* **Written task**: Look through the material below. Copy every line with the string "LANGUAGE" in it.

* **Record list**:
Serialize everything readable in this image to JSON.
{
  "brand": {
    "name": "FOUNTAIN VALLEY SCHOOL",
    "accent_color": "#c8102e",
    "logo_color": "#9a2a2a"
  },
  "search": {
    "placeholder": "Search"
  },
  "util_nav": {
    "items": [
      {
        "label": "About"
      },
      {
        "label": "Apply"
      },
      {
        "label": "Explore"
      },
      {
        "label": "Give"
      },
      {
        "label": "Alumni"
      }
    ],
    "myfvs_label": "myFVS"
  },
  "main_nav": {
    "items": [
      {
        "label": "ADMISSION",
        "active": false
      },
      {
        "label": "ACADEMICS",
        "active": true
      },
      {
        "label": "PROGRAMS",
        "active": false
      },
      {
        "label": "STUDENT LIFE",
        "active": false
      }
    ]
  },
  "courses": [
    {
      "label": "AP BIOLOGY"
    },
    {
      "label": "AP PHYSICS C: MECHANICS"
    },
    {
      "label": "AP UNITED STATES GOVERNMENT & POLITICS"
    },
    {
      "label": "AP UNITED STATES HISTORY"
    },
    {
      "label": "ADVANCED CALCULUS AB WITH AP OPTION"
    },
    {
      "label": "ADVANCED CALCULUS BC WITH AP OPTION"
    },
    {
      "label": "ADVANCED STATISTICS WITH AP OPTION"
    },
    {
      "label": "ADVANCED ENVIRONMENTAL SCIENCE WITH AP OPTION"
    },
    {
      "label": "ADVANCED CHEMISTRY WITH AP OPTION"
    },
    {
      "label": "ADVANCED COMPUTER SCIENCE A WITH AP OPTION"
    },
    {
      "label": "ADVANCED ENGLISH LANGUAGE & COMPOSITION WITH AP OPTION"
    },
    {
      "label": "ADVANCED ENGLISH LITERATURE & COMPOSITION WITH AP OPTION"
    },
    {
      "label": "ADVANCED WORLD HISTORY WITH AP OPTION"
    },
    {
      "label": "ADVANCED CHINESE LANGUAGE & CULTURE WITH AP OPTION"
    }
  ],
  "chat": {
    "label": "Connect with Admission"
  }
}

* **Finished task**:
      "label": "ADVANCED ENGLISH LANGUAGE & COMPOSITION WITH AP OPTION"
      "label": "ADVANCED CHINESE LANGUAGE & CULTURE WITH AP OPTION"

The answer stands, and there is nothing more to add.